What the task asks —
Can you pull out each line of the data below that includes the word "from"?
***** Data to process
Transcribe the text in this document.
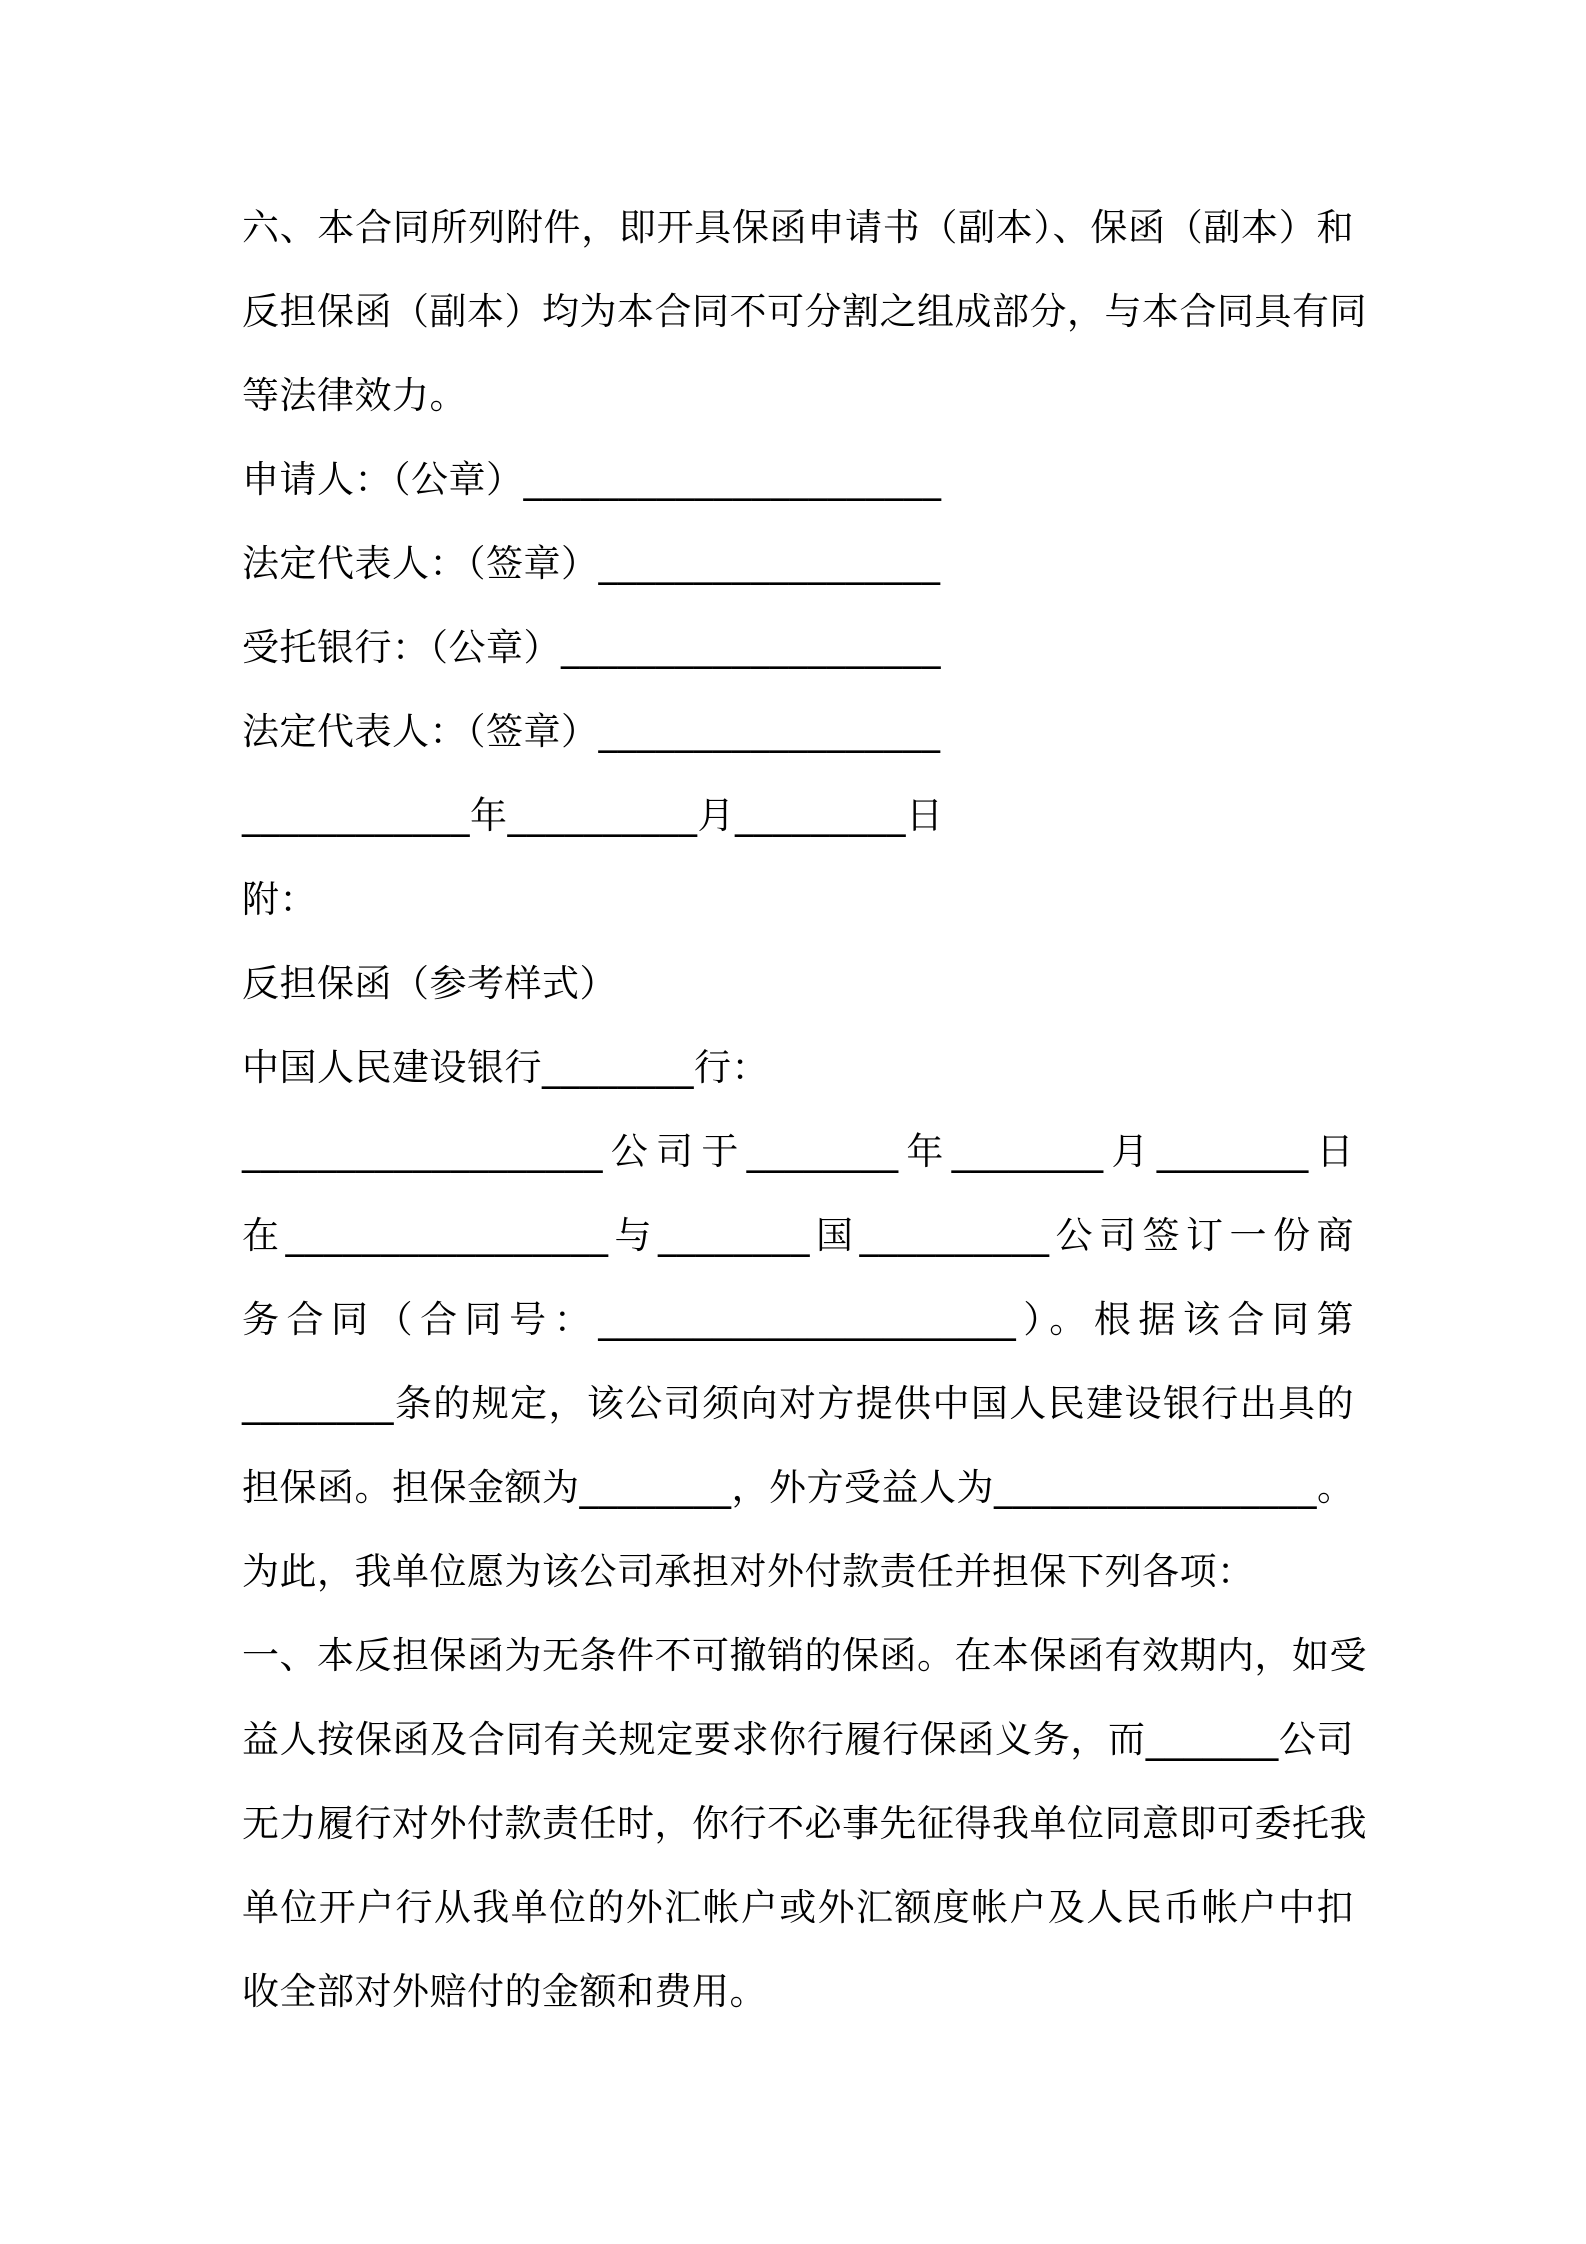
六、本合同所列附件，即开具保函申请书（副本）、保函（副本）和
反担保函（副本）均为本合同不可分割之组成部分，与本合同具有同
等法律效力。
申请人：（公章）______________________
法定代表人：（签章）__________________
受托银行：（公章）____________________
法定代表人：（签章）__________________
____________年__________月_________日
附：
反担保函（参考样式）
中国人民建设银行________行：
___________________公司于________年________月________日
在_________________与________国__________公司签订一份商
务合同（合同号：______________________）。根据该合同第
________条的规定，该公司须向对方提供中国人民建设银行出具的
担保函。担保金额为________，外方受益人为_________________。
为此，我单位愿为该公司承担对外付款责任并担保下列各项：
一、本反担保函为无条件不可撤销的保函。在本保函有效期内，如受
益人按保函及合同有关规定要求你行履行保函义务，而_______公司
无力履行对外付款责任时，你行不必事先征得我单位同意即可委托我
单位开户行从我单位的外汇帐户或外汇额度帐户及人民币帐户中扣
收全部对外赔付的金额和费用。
**********
***** Data to process
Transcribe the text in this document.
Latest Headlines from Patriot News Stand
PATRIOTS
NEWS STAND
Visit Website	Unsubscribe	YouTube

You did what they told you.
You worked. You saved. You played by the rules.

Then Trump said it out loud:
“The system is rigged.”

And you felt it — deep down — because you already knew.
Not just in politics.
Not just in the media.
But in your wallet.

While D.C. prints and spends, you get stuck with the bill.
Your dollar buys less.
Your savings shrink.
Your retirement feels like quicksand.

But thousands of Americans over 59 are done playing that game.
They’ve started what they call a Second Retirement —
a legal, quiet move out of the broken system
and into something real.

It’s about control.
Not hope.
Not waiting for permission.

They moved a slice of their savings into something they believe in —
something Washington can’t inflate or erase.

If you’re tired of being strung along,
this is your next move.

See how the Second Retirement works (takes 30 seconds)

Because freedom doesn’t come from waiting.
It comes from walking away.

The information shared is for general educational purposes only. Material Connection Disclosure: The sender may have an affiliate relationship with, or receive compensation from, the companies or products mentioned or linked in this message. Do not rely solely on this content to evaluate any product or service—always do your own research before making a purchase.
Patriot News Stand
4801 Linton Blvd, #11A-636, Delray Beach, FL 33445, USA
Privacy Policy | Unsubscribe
**********
Response to this exercise —
Latest Headlines from Patriot News Stand
Because freedom doesn’t come from waiting.
It comes from walking away.
The information shared is for general educational purposes only. Material Connection Disclosure: The sender may have an affiliate relationship with, or receive compensation from, the companies or products mentioned or linked in this message. Do not rely solely on this content to evaluate any product or service—always do your own research before making a purchase.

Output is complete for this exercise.